● Available records
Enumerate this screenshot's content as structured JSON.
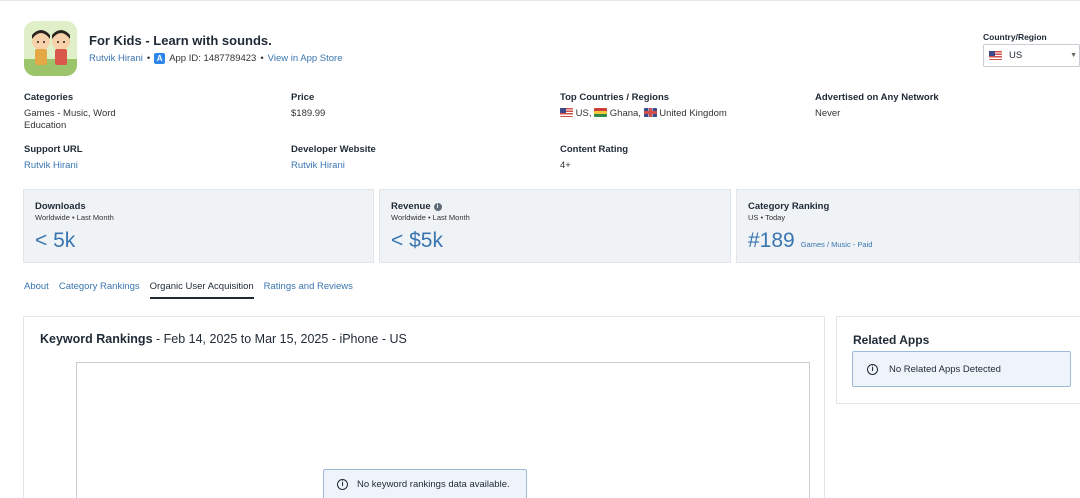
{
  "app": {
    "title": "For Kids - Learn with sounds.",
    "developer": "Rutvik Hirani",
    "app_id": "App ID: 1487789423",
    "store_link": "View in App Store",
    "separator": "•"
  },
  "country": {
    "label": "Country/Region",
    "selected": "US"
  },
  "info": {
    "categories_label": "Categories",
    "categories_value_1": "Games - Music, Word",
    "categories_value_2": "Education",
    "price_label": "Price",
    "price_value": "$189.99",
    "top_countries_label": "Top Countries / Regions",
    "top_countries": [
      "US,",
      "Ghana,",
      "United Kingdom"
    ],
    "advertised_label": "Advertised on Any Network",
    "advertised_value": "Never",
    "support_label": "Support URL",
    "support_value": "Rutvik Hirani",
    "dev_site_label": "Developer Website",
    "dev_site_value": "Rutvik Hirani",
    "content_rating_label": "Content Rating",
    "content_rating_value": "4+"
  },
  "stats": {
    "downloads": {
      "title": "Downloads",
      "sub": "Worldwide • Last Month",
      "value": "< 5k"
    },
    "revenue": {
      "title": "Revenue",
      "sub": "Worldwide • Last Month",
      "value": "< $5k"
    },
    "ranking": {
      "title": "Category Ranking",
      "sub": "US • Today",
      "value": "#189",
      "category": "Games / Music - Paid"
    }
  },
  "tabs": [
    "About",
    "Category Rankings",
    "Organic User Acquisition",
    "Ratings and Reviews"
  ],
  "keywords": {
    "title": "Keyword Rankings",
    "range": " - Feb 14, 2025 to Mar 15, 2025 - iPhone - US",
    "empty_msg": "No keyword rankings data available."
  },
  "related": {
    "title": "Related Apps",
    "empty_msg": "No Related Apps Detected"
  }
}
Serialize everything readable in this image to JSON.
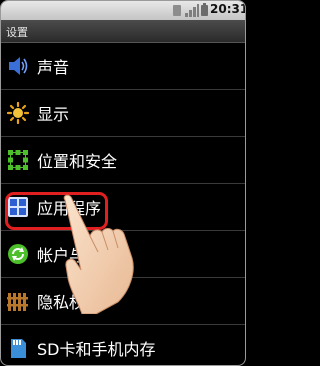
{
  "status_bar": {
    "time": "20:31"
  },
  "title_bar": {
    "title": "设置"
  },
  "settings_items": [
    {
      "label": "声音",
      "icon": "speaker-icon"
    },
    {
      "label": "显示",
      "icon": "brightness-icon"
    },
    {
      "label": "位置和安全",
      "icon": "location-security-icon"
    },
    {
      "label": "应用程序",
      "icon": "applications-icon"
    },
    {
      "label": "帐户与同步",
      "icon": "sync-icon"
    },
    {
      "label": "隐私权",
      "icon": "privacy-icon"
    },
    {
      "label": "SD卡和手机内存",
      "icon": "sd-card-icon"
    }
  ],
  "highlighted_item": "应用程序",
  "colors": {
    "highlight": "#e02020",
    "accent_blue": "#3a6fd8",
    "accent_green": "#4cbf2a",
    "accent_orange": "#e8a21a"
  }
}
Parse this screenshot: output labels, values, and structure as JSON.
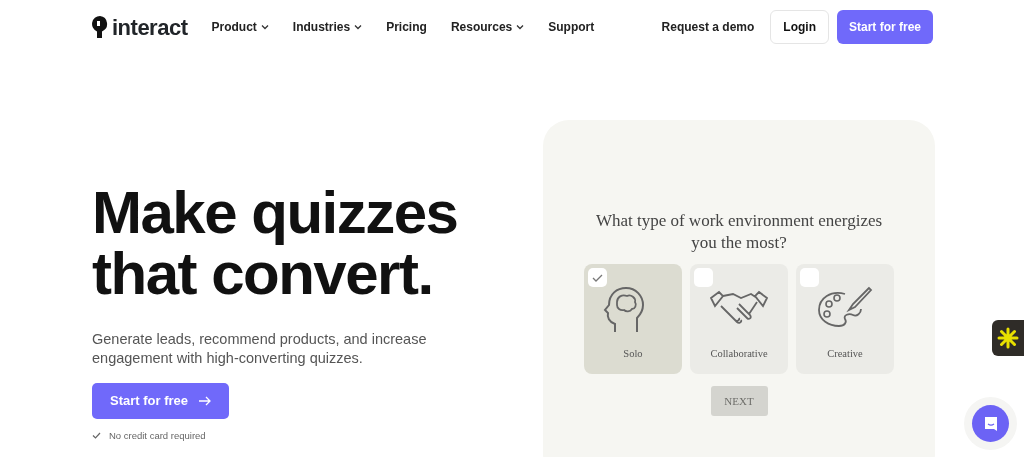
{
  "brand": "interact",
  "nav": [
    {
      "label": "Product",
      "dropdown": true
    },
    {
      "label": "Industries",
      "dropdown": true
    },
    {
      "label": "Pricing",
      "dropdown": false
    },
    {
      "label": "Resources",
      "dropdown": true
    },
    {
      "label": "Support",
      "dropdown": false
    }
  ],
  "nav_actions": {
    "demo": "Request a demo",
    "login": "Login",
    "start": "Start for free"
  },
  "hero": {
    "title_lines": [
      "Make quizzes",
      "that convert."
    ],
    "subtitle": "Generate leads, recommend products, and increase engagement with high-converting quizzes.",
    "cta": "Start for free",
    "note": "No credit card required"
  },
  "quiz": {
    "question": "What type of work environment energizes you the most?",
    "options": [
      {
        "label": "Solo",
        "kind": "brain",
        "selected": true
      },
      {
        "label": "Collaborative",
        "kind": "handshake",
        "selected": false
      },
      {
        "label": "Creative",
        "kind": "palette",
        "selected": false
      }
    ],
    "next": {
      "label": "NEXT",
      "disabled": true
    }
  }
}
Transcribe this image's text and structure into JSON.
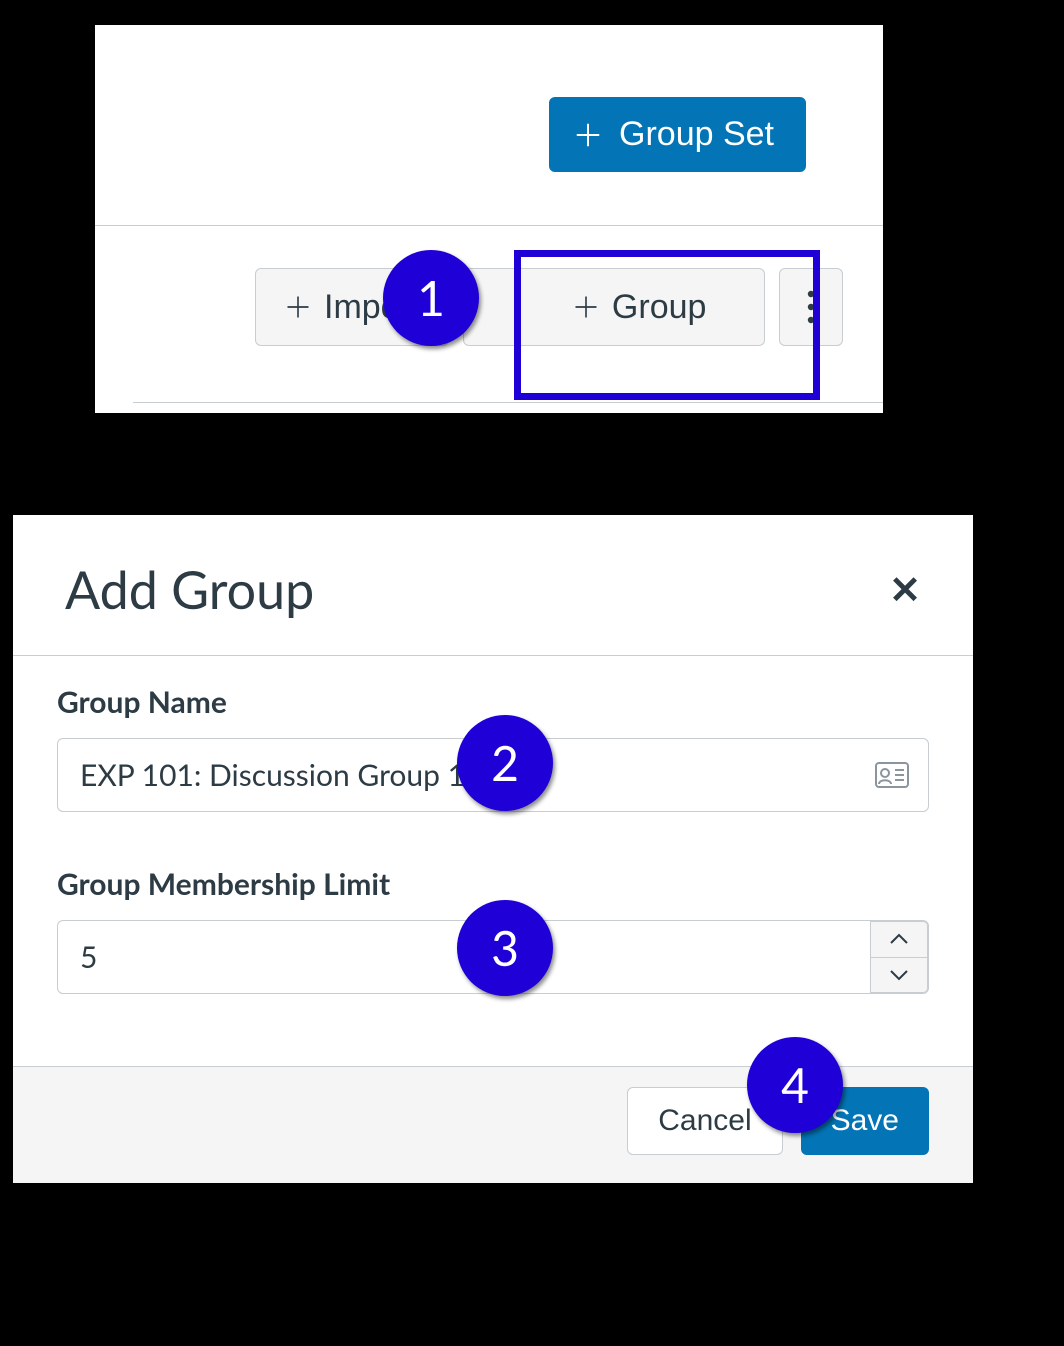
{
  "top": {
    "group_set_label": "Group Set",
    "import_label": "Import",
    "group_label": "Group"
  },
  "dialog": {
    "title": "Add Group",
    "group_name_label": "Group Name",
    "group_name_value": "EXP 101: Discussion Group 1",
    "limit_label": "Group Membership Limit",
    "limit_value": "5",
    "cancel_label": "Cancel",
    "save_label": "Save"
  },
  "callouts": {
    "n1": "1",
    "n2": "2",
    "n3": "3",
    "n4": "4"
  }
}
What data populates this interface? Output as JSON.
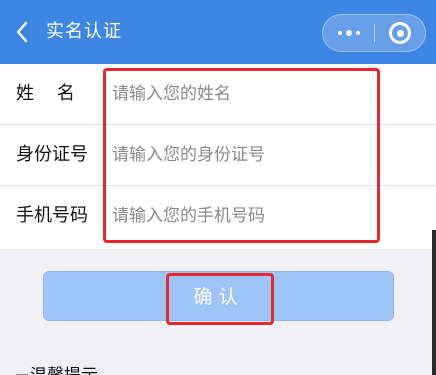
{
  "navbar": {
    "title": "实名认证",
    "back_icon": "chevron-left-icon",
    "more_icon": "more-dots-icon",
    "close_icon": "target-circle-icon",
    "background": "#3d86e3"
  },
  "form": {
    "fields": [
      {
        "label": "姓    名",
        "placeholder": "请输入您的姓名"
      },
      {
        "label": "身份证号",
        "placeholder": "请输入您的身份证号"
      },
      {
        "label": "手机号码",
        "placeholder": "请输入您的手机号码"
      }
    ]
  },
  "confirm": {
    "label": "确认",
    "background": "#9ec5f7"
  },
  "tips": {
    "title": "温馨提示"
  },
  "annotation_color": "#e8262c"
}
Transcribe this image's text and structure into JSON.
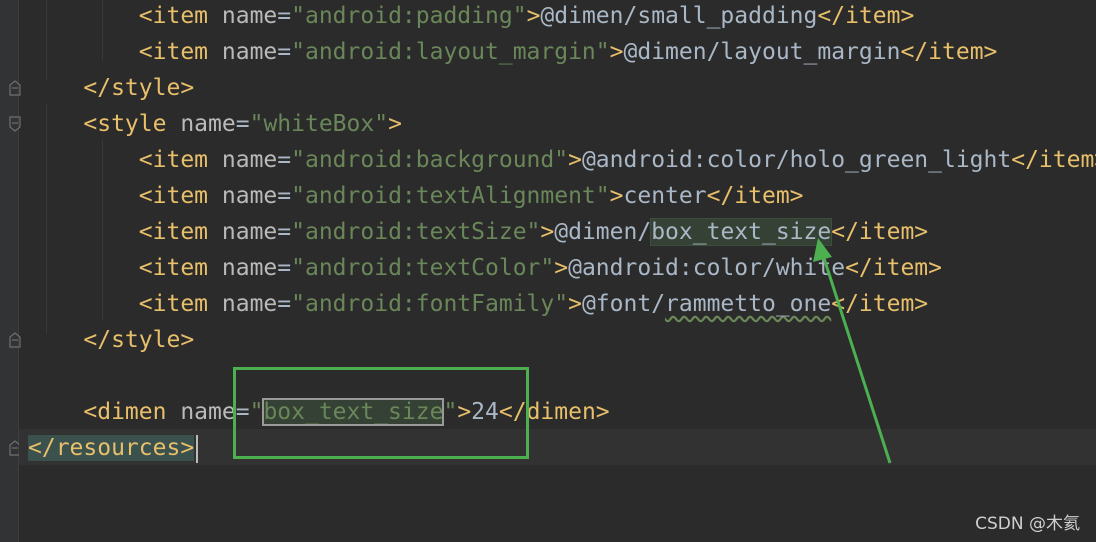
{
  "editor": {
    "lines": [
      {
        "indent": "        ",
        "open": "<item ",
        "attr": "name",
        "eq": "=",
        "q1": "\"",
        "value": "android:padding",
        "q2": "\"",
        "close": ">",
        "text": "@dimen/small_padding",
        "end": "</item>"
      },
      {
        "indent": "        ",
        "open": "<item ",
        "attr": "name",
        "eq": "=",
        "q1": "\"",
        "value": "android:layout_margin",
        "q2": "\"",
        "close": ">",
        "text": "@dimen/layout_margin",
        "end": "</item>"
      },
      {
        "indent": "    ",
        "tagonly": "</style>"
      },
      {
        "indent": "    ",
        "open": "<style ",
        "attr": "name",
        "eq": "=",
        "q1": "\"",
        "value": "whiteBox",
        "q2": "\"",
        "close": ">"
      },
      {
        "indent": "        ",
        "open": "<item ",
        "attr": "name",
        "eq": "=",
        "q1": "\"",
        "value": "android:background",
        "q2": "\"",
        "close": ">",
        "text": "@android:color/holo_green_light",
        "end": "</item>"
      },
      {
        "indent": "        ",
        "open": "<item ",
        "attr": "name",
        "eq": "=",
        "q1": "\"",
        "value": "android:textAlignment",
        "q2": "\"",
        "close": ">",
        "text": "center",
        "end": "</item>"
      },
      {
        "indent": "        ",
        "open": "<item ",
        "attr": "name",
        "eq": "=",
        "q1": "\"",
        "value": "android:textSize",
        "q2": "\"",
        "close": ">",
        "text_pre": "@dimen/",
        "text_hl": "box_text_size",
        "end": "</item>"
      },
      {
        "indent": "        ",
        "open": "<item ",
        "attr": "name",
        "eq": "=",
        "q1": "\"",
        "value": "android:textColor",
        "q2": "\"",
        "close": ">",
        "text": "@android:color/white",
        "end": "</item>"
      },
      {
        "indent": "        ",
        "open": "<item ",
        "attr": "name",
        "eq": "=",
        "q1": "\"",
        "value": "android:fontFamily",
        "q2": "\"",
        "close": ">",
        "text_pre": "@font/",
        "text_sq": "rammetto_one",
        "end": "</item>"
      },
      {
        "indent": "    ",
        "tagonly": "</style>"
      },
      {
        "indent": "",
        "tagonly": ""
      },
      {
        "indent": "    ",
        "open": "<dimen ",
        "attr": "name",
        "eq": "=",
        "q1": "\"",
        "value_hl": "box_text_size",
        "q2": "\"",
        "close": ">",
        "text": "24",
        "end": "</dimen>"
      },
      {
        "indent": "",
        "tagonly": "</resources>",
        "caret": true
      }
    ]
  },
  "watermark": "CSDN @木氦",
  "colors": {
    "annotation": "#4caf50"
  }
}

● Short exercise
Take the listing above and restate it word for word, without its pictures.

● Complete answer
Enumerate this screenshot's content as structured JSON.
{
  "app": {
    "title": "For Kids - Learn with sounds.",
    "developer": "Rutvik Hirani",
    "app_id": "App ID: 1487789423",
    "store_link": "View in App Store",
    "separator": "•"
  },
  "country": {
    "label": "Country/Region",
    "selected": "US"
  },
  "info": {
    "categories_label": "Categories",
    "categories_value_1": "Games - Music, Word",
    "categories_value_2": "Education",
    "price_label": "Price",
    "price_value": "$189.99",
    "top_countries_label": "Top Countries / Regions",
    "top_countries": [
      "US,",
      "Ghana,",
      "United Kingdom"
    ],
    "advertised_label": "Advertised on Any Network",
    "advertised_value": "Never",
    "support_label": "Support URL",
    "support_value": "Rutvik Hirani",
    "dev_site_label": "Developer Website",
    "dev_site_value": "Rutvik Hirani",
    "content_rating_label": "Content Rating",
    "content_rating_value": "4+"
  },
  "stats": {
    "downloads": {
      "title": "Downloads",
      "sub": "Worldwide • Last Month",
      "value": "< 5k"
    },
    "revenue": {
      "title": "Revenue",
      "sub": "Worldwide • Last Month",
      "value": "< $5k"
    },
    "ranking": {
      "title": "Category Ranking",
      "sub": "US • Today",
      "value": "#189",
      "category": "Games / Music - Paid"
    }
  },
  "tabs": [
    "About",
    "Category Rankings",
    "Organic User Acquisition",
    "Ratings and Reviews"
  ],
  "keywords": {
    "title": "Keyword Rankings",
    "range": " - Feb 14, 2025 to Mar 15, 2025 - iPhone - US",
    "empty_msg": "No keyword rankings data available."
  },
  "related": {
    "title": "Related Apps",
    "empty_msg": "No Related Apps Detected"
  }
}
Serialize everything readable in this image to JSON.
{
  "status_bar": {
    "time": "20:31"
  },
  "title_bar": {
    "title": "设置"
  },
  "settings_items": [
    {
      "label": "声音",
      "icon": "speaker-icon"
    },
    {
      "label": "显示",
      "icon": "brightness-icon"
    },
    {
      "label": "位置和安全",
      "icon": "location-security-icon"
    },
    {
      "label": "应用程序",
      "icon": "applications-icon"
    },
    {
      "label": "帐户与同步",
      "icon": "sync-icon"
    },
    {
      "label": "隐私权",
      "icon": "privacy-icon"
    },
    {
      "label": "SD卡和手机内存",
      "icon": "sd-card-icon"
    }
  ],
  "highlighted_item": "应用程序",
  "colors": {
    "highlight": "#e02020",
    "accent_blue": "#3a6fd8",
    "accent_green": "#4cbf2a",
    "accent_orange": "#e8a21a"
  }
}
Parse this screenshot: output labels, values, and structure as JSON.
{
  "brand": "interact",
  "nav": [
    {
      "label": "Product",
      "dropdown": true
    },
    {
      "label": "Industries",
      "dropdown": true
    },
    {
      "label": "Pricing",
      "dropdown": false
    },
    {
      "label": "Resources",
      "dropdown": true
    },
    {
      "label": "Support",
      "dropdown": false
    }
  ],
  "nav_actions": {
    "demo": "Request a demo",
    "login": "Login",
    "start": "Start for free"
  },
  "hero": {
    "title_lines": [
      "Make quizzes",
      "that convert."
    ],
    "subtitle": "Generate leads, recommend products, and increase engagement with high-converting quizzes.",
    "cta": "Start for free",
    "note": "No credit card required"
  },
  "quiz": {
    "question": "What type of work environment energizes you the most?",
    "options": [
      {
        "label": "Solo",
        "kind": "brain",
        "selected": true
      },
      {
        "label": "Collaborative",
        "kind": "handshake",
        "selected": false
      },
      {
        "label": "Creative",
        "kind": "palette",
        "selected": false
      }
    ],
    "next": {
      "label": "NEXT",
      "disabled": true
    }
  }
}
Transcribe this image's text and structure into JSON.
{
  "top": {
    "group_set_label": "Group Set",
    "import_label": "Import",
    "group_label": "Group"
  },
  "dialog": {
    "title": "Add Group",
    "group_name_label": "Group Name",
    "group_name_value": "EXP 101: Discussion Group 1",
    "limit_label": "Group Membership Limit",
    "limit_value": "5",
    "cancel_label": "Cancel",
    "save_label": "Save"
  },
  "callouts": {
    "n1": "1",
    "n2": "2",
    "n3": "3",
    "n4": "4"
  }
}
What data populates this interface? Output as JSON.
{
  "navbar": {
    "title": "实名认证",
    "back_icon": "chevron-left-icon",
    "more_icon": "more-dots-icon",
    "close_icon": "target-circle-icon",
    "background": "#3d86e3"
  },
  "form": {
    "fields": [
      {
        "label": "姓    名",
        "placeholder": "请输入您的姓名"
      },
      {
        "label": "身份证号",
        "placeholder": "请输入您的身份证号"
      },
      {
        "label": "手机号码",
        "placeholder": "请输入您的手机号码"
      }
    ]
  },
  "confirm": {
    "label": "确认",
    "background": "#9ec5f7"
  },
  "tips": {
    "title": "温馨提示"
  },
  "annotation_color": "#e8262c"
}
Transcribe this image's text and structure into JSON.
{
  "editor": {
    "lines": [
      {
        "indent": "        ",
        "open": "<item ",
        "attr": "name",
        "eq": "=",
        "q1": "\"",
        "value": "android:padding",
        "q2": "\"",
        "close": ">",
        "text": "@dimen/small_padding",
        "end": "</item>"
      },
      {
        "indent": "        ",
        "open": "<item ",
        "attr": "name",
        "eq": "=",
        "q1": "\"",
        "value": "android:layout_margin",
        "q2": "\"",
        "close": ">",
        "text": "@dimen/layout_margin",
        "end": "</item>"
      },
      {
        "indent": "    ",
        "tagonly": "</style>"
      },
      {
        "indent": "    ",
        "open": "<style ",
        "attr": "name",
        "eq": "=",
        "q1": "\"",
        "value": "whiteBox",
        "q2": "\"",
        "close": ">"
      },
      {
        "indent": "        ",
        "open": "<item ",
        "attr": "name",
        "eq": "=",
        "q1": "\"",
        "value": "android:background",
        "q2": "\"",
        "close": ">",
        "text": "@android:color/holo_green_light",
        "end": "</item>"
      },
      {
        "indent": "        ",
        "open": "<item ",
        "attr": "name",
        "eq": "=",
        "q1": "\"",
        "value": "android:textAlignment",
        "q2": "\"",
        "close": ">",
        "text": "center",
        "end": "</item>"
      },
      {
        "indent": "        ",
        "open": "<item ",
        "attr": "name",
        "eq": "=",
        "q1": "\"",
        "value": "android:textSize",
        "q2": "\"",
        "close": ">",
        "text_pre": "@dimen/",
        "text_hl": "box_text_size",
        "end": "</item>"
      },
      {
        "indent": "        ",
        "open": "<item ",
        "attr": "name",
        "eq": "=",
        "q1": "\"",
        "value": "android:textColor",
        "q2": "\"",
        "close": ">",
        "text": "@android:color/white",
        "end": "</item>"
      },
      {
        "indent": "        ",
        "open": "<item ",
        "attr": "name",
        "eq": "=",
        "q1": "\"",
        "value": "android:fontFamily",
        "q2": "\"",
        "close": ">",
        "text_pre": "@font/",
        "text_sq": "rammetto_one",
        "end": "</item>"
      },
      {
        "indent": "    ",
        "tagonly": "</style>"
      },
      {
        "indent": "",
        "tagonly": ""
      },
      {
        "indent": "    ",
        "open": "<dimen ",
        "attr": "name",
        "eq": "=",
        "q1": "\"",
        "value_hl": "box_text_size",
        "q2": "\"",
        "close": ">",
        "text": "24",
        "end": "</dimen>"
      },
      {
        "indent": "",
        "tagonly": "</resources>",
        "caret": true
      }
    ]
  },
  "watermark": "CSDN @木氦",
  "colors": {
    "annotation": "#4caf50"
  }
}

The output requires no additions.